Without the pictures, return all of the material exactly as written.

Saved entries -
--------------------

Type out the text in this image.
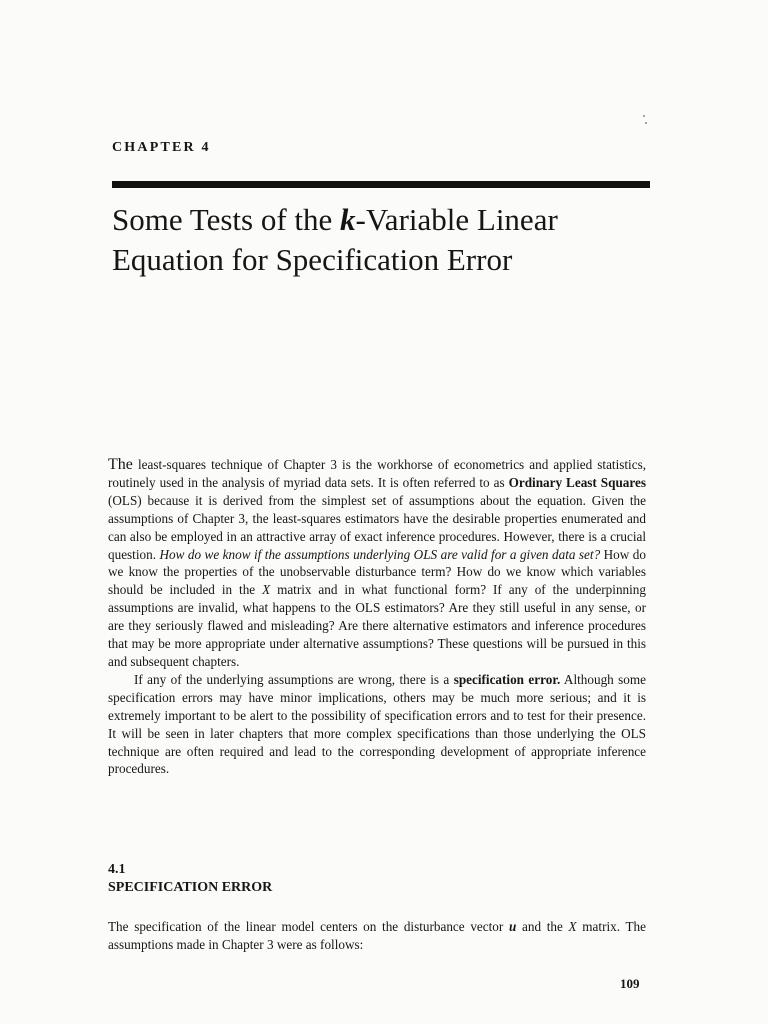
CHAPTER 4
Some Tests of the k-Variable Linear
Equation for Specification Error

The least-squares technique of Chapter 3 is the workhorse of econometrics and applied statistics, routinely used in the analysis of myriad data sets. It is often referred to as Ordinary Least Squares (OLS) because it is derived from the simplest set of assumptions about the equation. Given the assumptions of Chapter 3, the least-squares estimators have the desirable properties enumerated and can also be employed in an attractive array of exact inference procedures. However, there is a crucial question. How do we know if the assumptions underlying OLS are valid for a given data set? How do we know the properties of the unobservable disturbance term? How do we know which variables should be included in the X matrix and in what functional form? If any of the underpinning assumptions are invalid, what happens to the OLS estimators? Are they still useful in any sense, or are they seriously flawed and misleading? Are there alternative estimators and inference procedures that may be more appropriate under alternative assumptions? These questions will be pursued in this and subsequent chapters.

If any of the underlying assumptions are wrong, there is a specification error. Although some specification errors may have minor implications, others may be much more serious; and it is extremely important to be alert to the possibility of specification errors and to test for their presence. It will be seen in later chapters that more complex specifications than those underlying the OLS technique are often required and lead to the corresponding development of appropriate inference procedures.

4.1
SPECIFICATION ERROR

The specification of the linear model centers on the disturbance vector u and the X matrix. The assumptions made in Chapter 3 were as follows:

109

--------------------

THE COMPLETED TASK -
Type out the text in this image.
CHAPTER 4
Some Tests of the k-Variable Linear
Equation for Specification Error

The least-squares technique of Chapter 3 is the workhorse of econometrics and applied statistics, routinely used in the analysis of myriad data sets. It is often referred to as Ordinary Least Squares (OLS) because it is derived from the simplest set of assumptions about the equation. Given the assumptions of Chapter 3, the least-squares estimators have the desirable properties enumerated and can also be employed in an attractive array of exact inference procedures. However, there is a crucial question. How do we know if the assumptions underlying OLS are valid for a given data set? How do we know the properties of the unobservable disturbance term? How do we know which variables should be included in the X matrix and in what functional form? If any of the underpinning assumptions are invalid, what happens to the OLS estimators? Are they still useful in any sense, or are they seriously flawed and misleading? Are there alternative estimators and inference procedures that may be more appropriate under alternative assumptions? These questions will be pursued in this and subsequent chapters.

If any of the underlying assumptions are wrong, there is a specification error. Although some specification errors may have minor implications, others may be much more serious; and it is extremely important to be alert to the possibility of specification errors and to test for their presence. It will be seen in later chapters that more complex specifications than those underlying the OLS technique are often required and lead to the corresponding development of appropriate inference procedures.

4.1
SPECIFICATION ERROR

The specification of the linear model centers on the disturbance vector u and the X matrix. The assumptions made in Chapter 3 were as follows:

109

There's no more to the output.